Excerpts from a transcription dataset
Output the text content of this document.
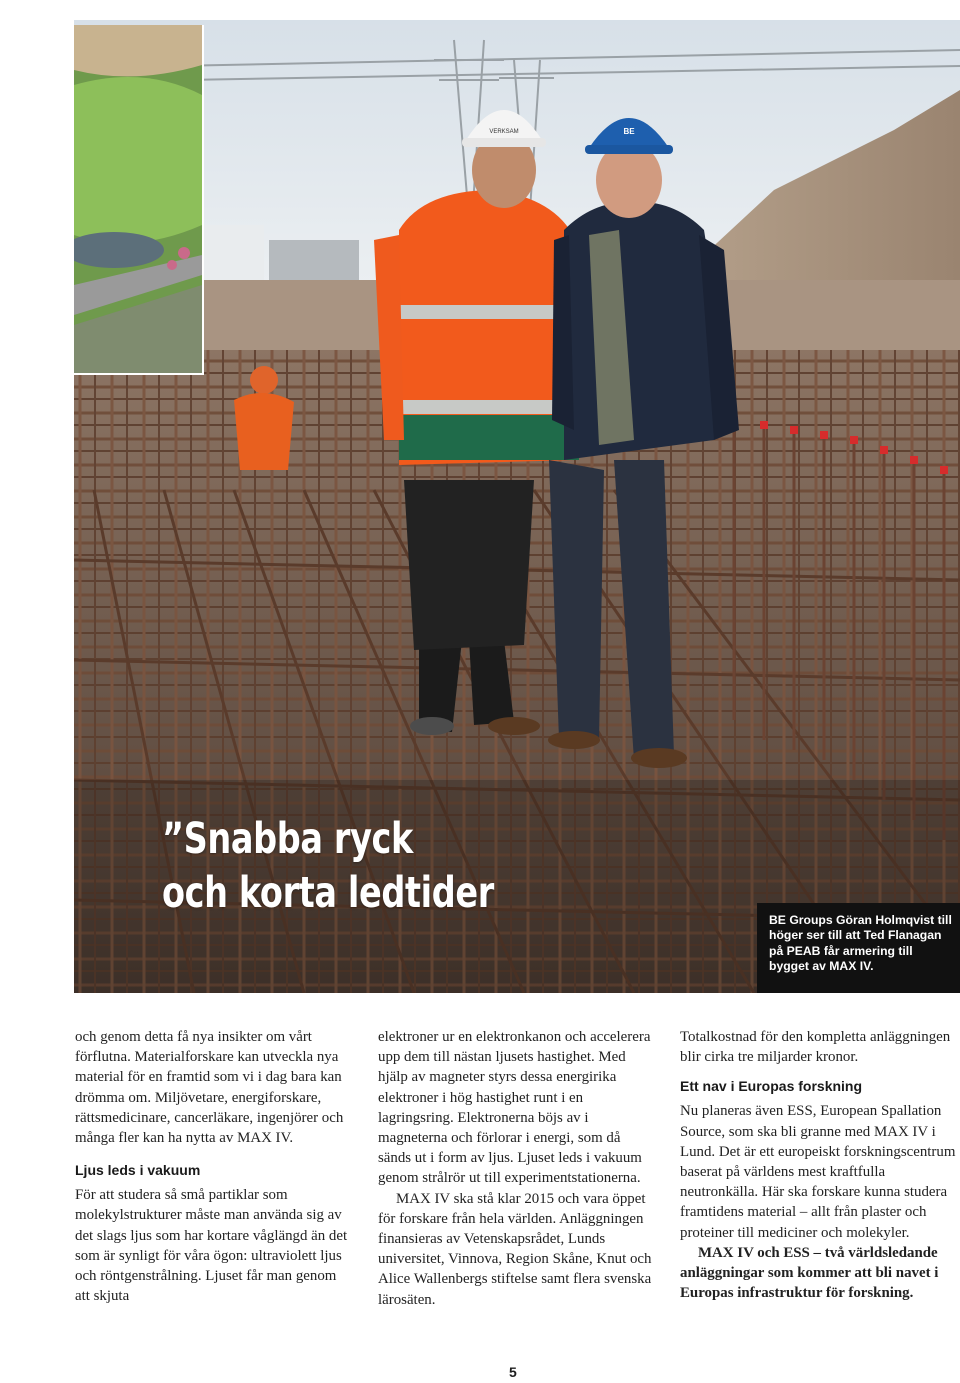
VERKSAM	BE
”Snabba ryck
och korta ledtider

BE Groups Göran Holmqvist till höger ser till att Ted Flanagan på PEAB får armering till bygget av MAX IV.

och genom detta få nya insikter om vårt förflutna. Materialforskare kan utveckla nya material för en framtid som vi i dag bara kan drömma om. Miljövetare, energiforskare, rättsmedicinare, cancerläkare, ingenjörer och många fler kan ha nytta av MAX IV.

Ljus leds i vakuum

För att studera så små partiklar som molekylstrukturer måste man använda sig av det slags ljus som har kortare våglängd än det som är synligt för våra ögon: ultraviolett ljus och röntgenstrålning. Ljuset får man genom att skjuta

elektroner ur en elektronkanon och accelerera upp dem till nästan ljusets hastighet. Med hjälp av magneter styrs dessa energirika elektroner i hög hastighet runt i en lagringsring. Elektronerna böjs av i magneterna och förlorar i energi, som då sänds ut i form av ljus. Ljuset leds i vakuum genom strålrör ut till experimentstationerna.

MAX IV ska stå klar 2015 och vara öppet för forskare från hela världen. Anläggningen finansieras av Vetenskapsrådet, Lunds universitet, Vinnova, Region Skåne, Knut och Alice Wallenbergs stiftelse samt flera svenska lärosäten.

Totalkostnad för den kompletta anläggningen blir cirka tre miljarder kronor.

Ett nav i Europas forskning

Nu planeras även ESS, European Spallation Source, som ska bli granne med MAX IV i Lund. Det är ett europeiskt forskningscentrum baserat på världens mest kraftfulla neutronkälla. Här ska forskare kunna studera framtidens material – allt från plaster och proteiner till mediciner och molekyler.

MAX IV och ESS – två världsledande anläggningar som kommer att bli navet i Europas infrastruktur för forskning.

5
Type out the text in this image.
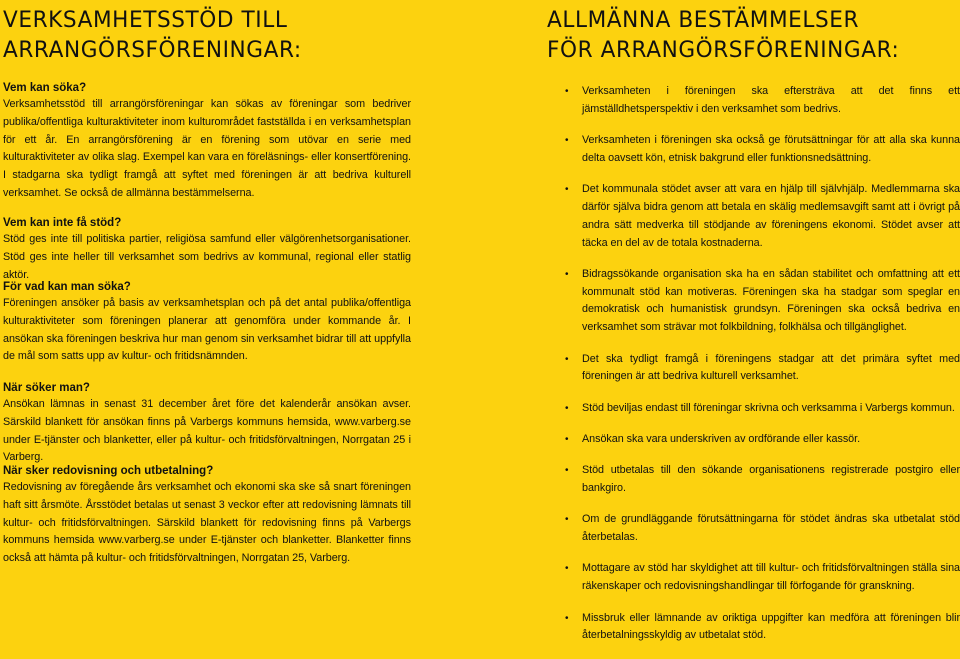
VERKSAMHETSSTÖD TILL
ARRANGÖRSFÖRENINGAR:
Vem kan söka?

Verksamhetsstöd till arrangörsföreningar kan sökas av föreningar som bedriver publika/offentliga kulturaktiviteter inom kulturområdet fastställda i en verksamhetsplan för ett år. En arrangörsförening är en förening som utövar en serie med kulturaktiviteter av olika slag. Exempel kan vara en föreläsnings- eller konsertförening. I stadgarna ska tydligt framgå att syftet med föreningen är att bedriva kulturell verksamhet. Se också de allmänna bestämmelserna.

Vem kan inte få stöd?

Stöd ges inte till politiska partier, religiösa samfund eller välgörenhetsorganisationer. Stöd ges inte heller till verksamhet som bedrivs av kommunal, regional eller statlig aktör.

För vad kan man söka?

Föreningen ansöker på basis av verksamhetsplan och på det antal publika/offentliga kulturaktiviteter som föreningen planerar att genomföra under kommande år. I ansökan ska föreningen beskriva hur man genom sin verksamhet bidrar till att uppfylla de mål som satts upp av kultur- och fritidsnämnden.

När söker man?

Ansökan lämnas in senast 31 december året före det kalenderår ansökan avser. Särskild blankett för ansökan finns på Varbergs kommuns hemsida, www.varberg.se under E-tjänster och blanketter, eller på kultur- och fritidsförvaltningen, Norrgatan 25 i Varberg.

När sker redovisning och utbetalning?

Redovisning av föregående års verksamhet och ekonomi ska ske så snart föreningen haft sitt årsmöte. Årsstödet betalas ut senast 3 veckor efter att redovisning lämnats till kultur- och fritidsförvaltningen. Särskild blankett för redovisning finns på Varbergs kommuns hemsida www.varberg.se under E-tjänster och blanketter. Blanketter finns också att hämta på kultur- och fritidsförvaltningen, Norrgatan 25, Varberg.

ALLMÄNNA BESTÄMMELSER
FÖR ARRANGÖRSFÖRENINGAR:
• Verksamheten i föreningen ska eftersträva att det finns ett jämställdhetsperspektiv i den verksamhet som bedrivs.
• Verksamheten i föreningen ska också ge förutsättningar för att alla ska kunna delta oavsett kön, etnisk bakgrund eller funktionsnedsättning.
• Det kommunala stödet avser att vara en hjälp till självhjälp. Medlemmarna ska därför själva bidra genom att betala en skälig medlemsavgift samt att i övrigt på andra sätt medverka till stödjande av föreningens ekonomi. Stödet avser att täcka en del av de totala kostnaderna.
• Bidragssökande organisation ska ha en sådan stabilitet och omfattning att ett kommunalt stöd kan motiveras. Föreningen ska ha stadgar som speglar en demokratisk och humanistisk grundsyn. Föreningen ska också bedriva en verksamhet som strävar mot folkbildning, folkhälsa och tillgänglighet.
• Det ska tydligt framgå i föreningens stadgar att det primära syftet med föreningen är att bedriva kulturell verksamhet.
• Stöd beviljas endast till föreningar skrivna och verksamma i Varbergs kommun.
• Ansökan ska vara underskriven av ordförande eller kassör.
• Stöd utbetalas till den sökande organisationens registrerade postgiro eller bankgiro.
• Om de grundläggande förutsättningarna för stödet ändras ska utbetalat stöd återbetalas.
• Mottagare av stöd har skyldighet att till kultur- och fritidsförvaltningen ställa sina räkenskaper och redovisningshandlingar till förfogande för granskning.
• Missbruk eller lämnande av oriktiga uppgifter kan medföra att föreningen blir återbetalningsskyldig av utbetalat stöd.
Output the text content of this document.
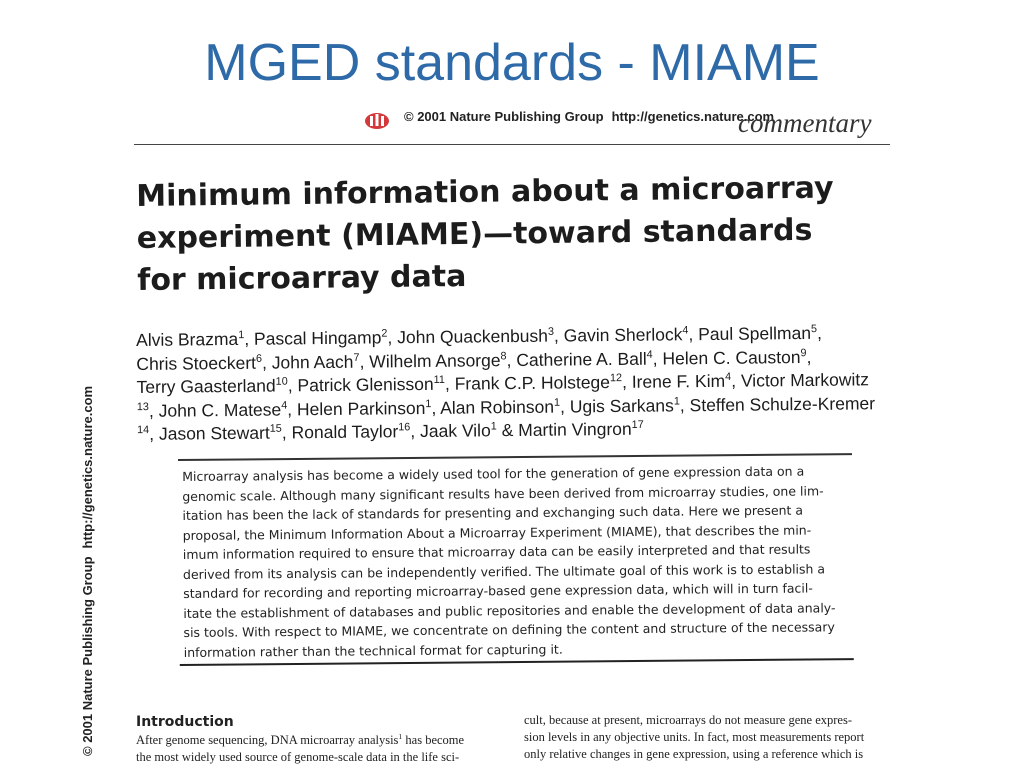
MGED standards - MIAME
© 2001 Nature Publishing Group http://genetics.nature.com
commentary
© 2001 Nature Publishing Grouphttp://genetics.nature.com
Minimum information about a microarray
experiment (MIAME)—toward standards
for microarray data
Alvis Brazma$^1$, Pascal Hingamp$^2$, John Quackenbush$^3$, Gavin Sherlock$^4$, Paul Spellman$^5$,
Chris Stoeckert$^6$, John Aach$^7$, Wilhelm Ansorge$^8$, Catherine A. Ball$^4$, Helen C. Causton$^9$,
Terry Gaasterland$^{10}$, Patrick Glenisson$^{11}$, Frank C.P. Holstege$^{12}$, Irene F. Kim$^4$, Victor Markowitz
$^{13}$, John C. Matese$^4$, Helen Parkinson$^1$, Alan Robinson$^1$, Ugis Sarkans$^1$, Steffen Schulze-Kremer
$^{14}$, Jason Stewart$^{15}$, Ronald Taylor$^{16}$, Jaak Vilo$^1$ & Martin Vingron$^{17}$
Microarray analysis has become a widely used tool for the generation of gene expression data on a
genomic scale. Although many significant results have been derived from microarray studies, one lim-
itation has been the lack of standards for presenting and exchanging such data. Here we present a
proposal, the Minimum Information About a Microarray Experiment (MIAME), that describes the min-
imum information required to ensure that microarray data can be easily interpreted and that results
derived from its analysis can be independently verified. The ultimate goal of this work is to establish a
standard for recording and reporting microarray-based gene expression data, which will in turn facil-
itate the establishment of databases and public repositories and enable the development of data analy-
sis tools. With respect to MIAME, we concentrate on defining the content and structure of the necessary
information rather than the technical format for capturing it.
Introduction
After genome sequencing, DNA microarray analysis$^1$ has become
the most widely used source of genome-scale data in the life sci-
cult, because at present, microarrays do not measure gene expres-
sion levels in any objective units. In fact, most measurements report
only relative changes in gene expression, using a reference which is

## [WORK INSTRUCTIONS]
Look through the data and gather every line with the string "blankett" in it.

## [ANSWER TO THIS PROBLEM]
Ansökan lämnas in senast 31 december året före det kalenderår ansökan avser. Särskild blankett för ansökan finns på Varbergs kommuns hemsida, www.varberg.se under E-tjänster och blanketter, eller på kultur- och fritidsförvaltningen, Norrgatan 25 i Varberg.
Redovisning av föregående års verksamhet och ekonomi ska ske så snart föreningen haft sitt årsmöte. Årsstödet betalas ut senast 3 veckor efter att redovisning lämnats till kultur- och fritidsförvaltningen. Särskild blankett för redovisning finns på Varbergs kommuns hemsida www.varberg.se under E-tjänster och blanketter. Blanketter finns också att hämta på kultur- och fritidsförvaltningen, Norrgatan 25, Varberg.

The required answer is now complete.